■ Instructions for the task:
Write out the material exactly, without any of its pictures.

__________________________________________________

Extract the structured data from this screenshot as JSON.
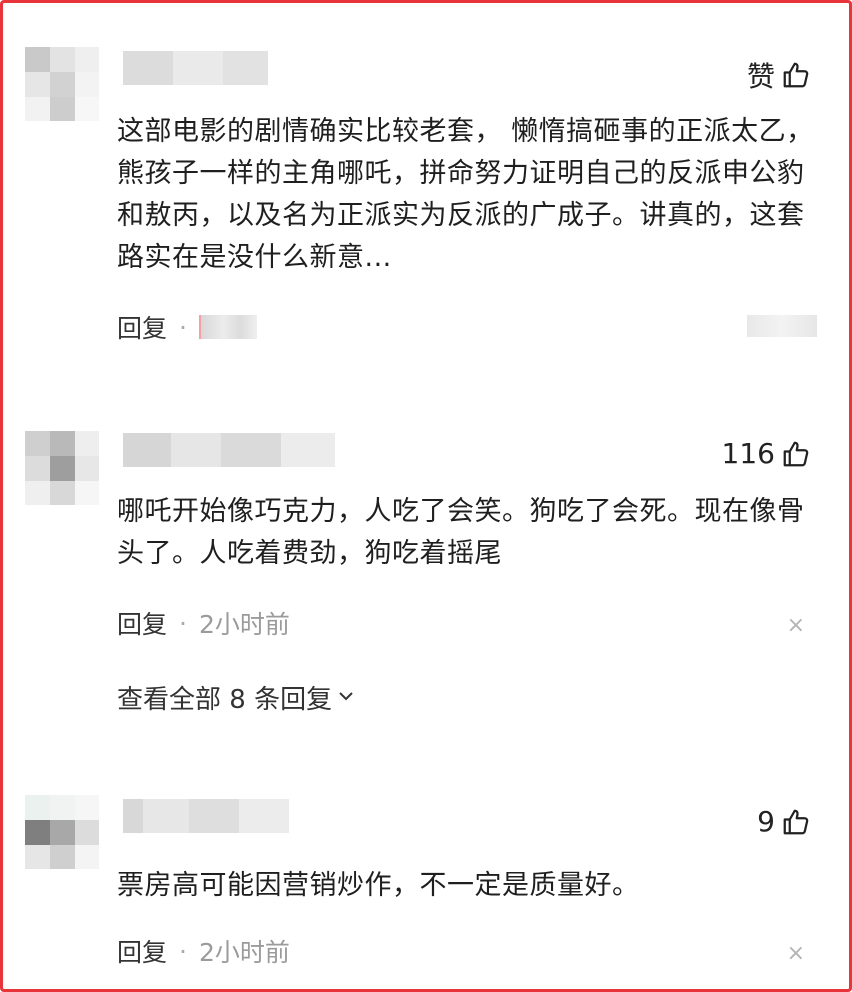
{
  "comments": [
    {
      "like_label": "赞",
      "text": "这部电影的剧情确实比较老套， 懒惰搞砸事的正派太乙，熊孩子一样的主角哪吒，拼命努力证明自己的反派申公豹和敖丙，以及名为正派实为反派的广成子。讲真的，这套路实在是没什么新意...",
      "reply_label": "回复",
      "separator": "·"
    },
    {
      "like_count": "116",
      "text": "哪吒开始像巧克力，人吃了会笑。狗吃了会死。现在像骨头了。人吃着费劲，狗吃着摇尾",
      "reply_label": "回复",
      "separator": "·",
      "time": "2小时前",
      "close_glyph": "×",
      "view_all": "查看全部 8 条回复"
    },
    {
      "like_count": "9",
      "text": "票房高可能因营销炒作，不一定是质量好。",
      "reply_label": "回复",
      "separator": "·",
      "time": "2小时前",
      "close_glyph": "×"
    }
  ],
  "icons": {
    "thumbs_up": "thumbs-up-icon",
    "chevron": "chevron-down-icon"
  },
  "colors": {
    "border": "#e8353b",
    "text": "#1f1f1f",
    "muted": "#9b9b9b"
  }
}
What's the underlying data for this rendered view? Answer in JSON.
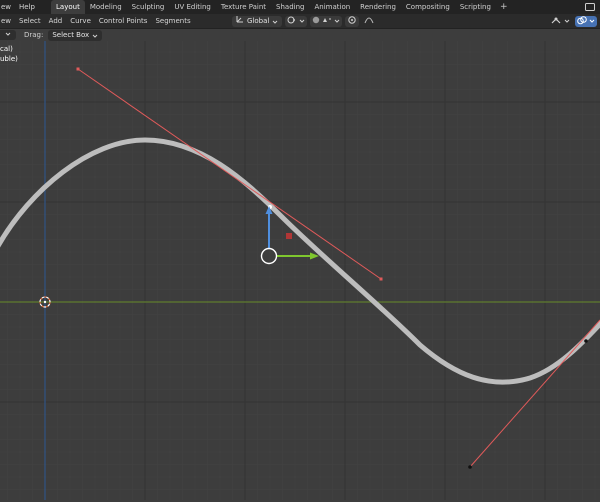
{
  "topbar": {
    "menus": [
      "ew",
      "Help"
    ],
    "workspaces": [
      {
        "label": "Layout",
        "active": true
      },
      {
        "label": "Modeling",
        "active": false
      },
      {
        "label": "Sculpting",
        "active": false
      },
      {
        "label": "UV Editing",
        "active": false
      },
      {
        "label": "Texture Paint",
        "active": false
      },
      {
        "label": "Shading",
        "active": false
      },
      {
        "label": "Animation",
        "active": false
      },
      {
        "label": "Rendering",
        "active": false
      },
      {
        "label": "Compositing",
        "active": false
      },
      {
        "label": "Scripting",
        "active": false
      }
    ],
    "add_tab": "+"
  },
  "header": {
    "menus": [
      "ew",
      "Select",
      "Add",
      "Curve",
      "Control Points",
      "Segments"
    ],
    "orientation": "Global"
  },
  "toolrow": {
    "drag_label": "Drag:",
    "drag_mode": "Select Box"
  },
  "overlay": {
    "line1": "cal)",
    "line2": "uble)"
  },
  "colors": {
    "grid_minor": "#424242",
    "grid_major": "#363636",
    "x_axis": "#6a8f2c",
    "y_axis": "#2f5a94",
    "curve": "#bdbdbd",
    "handle": "#e05a5a",
    "gizmo_y": "#4f8fdf",
    "gizmo_x": "#7fc72e",
    "selected_point": "#b03636",
    "accent": "#4772b3"
  }
}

__________________________________________________

■ Finished exercise:
Extract the structured data from this screenshot as JSON.
{
  "comments": [
    {
      "like_label": "赞",
      "text": "这部电影的剧情确实比较老套， 懒惰搞砸事的正派太乙，熊孩子一样的主角哪吒，拼命努力证明自己的反派申公豹和敖丙，以及名为正派实为反派的广成子。讲真的，这套路实在是没什么新意...",
      "reply_label": "回复",
      "separator": "·"
    },
    {
      "like_count": "116",
      "text": "哪吒开始像巧克力，人吃了会笑。狗吃了会死。现在像骨头了。人吃着费劲，狗吃着摇尾",
      "reply_label": "回复",
      "separator": "·",
      "time": "2小时前",
      "close_glyph": "×",
      "view_all": "查看全部 8 条回复"
    },
    {
      "like_count": "9",
      "text": "票房高可能因营销炒作，不一定是质量好。",
      "reply_label": "回复",
      "separator": "·",
      "time": "2小时前",
      "close_glyph": "×"
    }
  ],
  "icons": {
    "thumbs_up": "thumbs-up-icon",
    "chevron": "chevron-down-icon"
  },
  "colors": {
    "border": "#e8353b",
    "text": "#1f1f1f",
    "muted": "#9b9b9b"
  }
}
What's the underlying data for this rendered view? Answer in JSON.
{
  "topbar": {
    "menus": [
      "ew",
      "Help"
    ],
    "workspaces": [
      {
        "label": "Layout",
        "active": true
      },
      {
        "label": "Modeling",
        "active": false
      },
      {
        "label": "Sculpting",
        "active": false
      },
      {
        "label": "UV Editing",
        "active": false
      },
      {
        "label": "Texture Paint",
        "active": false
      },
      {
        "label": "Shading",
        "active": false
      },
      {
        "label": "Animation",
        "active": false
      },
      {
        "label": "Rendering",
        "active": false
      },
      {
        "label": "Compositing",
        "active": false
      },
      {
        "label": "Scripting",
        "active": false
      }
    ],
    "add_tab": "+"
  },
  "header": {
    "menus": [
      "ew",
      "Select",
      "Add",
      "Curve",
      "Control Points",
      "Segments"
    ],
    "orientation": "Global"
  },
  "toolrow": {
    "drag_label": "Drag:",
    "drag_mode": "Select Box"
  },
  "overlay": {
    "line1": "cal)",
    "line2": "uble)"
  },
  "colors": {
    "grid_minor": "#424242",
    "grid_major": "#363636",
    "x_axis": "#6a8f2c",
    "y_axis": "#2f5a94",
    "curve": "#bdbdbd",
    "handle": "#e05a5a",
    "gizmo_y": "#4f8fdf",
    "gizmo_x": "#7fc72e",
    "selected_point": "#b03636",
    "accent": "#4772b3"
  }
}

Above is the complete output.